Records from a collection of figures
----------
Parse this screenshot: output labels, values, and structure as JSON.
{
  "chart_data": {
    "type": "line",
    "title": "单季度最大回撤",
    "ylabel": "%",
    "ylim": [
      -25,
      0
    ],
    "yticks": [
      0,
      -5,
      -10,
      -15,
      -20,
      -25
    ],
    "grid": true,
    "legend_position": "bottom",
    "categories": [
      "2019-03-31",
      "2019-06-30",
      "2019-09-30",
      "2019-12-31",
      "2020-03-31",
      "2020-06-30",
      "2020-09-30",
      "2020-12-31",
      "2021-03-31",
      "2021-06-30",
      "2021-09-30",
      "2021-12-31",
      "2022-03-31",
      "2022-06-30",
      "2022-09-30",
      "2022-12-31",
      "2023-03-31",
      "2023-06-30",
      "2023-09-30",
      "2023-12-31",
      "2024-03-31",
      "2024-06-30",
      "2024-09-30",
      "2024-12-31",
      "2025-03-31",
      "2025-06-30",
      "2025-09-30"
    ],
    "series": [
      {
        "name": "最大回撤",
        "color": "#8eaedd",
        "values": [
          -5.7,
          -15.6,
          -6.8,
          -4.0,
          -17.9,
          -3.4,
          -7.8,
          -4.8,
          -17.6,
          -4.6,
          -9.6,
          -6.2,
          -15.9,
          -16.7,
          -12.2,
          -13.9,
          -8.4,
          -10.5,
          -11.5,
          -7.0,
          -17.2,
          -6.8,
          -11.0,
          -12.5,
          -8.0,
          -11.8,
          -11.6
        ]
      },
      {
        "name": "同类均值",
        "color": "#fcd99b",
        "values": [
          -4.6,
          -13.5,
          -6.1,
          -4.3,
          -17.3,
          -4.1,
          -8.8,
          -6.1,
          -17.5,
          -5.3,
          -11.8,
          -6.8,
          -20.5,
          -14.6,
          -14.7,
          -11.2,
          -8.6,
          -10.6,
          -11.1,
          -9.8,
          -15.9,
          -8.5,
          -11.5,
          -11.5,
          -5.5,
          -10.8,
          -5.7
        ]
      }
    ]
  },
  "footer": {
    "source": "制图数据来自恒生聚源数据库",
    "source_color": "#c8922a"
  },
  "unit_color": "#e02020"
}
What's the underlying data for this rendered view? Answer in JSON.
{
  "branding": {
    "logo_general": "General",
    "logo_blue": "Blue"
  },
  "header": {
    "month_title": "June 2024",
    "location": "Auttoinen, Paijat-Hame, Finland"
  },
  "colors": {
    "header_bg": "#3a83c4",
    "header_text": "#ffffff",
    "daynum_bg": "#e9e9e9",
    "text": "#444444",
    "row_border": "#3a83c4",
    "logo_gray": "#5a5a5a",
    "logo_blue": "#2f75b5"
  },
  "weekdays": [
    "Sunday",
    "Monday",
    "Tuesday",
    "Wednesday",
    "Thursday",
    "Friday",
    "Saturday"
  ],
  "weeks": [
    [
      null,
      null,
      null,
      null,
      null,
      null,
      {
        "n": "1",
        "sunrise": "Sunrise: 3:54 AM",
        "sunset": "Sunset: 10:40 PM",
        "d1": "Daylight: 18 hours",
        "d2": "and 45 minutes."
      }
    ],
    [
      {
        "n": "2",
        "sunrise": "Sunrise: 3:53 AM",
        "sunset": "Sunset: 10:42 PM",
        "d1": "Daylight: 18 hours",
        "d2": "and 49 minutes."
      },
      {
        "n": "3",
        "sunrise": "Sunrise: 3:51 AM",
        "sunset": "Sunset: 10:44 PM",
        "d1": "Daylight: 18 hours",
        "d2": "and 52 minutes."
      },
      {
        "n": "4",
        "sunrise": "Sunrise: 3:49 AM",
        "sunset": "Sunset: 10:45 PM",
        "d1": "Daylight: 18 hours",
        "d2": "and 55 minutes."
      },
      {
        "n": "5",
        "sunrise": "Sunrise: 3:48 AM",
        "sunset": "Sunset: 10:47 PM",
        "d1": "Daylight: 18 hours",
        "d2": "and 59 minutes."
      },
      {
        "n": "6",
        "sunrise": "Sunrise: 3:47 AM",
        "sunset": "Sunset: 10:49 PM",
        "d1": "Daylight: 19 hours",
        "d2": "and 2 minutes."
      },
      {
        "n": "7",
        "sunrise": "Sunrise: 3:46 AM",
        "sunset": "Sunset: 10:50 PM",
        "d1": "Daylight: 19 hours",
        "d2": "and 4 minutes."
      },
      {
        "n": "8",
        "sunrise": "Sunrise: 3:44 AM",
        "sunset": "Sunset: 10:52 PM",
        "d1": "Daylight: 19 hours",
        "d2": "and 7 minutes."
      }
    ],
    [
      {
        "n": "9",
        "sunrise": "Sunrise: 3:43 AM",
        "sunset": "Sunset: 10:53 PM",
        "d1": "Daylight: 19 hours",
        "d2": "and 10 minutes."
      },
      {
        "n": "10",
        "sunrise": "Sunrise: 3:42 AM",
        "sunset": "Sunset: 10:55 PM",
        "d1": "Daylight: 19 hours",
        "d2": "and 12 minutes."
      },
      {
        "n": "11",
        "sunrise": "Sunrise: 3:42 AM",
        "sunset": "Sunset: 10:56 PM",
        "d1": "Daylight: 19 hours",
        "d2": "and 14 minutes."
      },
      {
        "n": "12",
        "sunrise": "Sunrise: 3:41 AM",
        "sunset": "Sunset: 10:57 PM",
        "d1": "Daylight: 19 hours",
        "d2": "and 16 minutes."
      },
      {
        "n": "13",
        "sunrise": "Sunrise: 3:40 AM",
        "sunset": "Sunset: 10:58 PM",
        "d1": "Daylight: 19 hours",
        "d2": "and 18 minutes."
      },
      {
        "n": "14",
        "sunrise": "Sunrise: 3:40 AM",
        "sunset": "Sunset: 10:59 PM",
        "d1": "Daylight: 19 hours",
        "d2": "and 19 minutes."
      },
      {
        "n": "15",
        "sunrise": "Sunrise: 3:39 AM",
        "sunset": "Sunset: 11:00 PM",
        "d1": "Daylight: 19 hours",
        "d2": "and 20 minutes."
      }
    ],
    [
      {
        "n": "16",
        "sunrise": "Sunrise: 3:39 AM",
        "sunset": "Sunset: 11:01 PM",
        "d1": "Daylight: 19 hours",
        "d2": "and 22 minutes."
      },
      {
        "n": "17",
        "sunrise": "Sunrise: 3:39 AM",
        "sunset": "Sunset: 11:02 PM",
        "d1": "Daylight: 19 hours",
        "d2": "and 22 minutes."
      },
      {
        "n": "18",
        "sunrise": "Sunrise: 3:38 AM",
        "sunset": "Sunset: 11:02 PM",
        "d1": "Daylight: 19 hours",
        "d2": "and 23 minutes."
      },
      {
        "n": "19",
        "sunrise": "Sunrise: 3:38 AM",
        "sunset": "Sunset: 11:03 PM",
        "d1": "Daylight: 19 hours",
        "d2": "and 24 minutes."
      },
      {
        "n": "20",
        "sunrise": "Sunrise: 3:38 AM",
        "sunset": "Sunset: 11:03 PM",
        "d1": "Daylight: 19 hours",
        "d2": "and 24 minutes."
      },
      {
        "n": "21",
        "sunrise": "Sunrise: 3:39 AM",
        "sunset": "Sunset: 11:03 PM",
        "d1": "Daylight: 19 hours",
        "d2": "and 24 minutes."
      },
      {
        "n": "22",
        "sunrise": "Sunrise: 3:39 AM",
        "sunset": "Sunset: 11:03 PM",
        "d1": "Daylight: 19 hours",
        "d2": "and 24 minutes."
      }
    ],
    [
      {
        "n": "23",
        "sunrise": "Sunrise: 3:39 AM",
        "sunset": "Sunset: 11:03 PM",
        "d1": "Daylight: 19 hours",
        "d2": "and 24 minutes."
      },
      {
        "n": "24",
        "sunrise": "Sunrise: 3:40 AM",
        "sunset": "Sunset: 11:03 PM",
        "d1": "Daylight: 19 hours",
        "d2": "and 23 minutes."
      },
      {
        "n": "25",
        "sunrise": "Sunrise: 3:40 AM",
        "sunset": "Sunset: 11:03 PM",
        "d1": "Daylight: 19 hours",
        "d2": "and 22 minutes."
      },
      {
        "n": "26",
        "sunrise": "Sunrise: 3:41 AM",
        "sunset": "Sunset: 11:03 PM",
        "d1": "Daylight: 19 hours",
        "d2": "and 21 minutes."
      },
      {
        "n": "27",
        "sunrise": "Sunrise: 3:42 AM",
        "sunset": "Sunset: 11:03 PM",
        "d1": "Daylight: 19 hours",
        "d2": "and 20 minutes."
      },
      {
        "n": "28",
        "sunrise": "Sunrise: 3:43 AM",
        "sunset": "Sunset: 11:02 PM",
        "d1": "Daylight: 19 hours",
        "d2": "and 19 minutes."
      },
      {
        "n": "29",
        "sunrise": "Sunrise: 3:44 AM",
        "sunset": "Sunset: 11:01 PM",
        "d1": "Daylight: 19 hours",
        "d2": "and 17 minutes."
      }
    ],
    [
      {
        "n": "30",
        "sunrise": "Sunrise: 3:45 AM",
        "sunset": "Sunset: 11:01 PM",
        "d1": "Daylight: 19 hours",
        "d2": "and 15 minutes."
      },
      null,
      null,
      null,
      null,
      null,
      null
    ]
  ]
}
----------
Task prompt: Find every line holding the word "JSON"; give their count and nothing else.

Output of the task: 2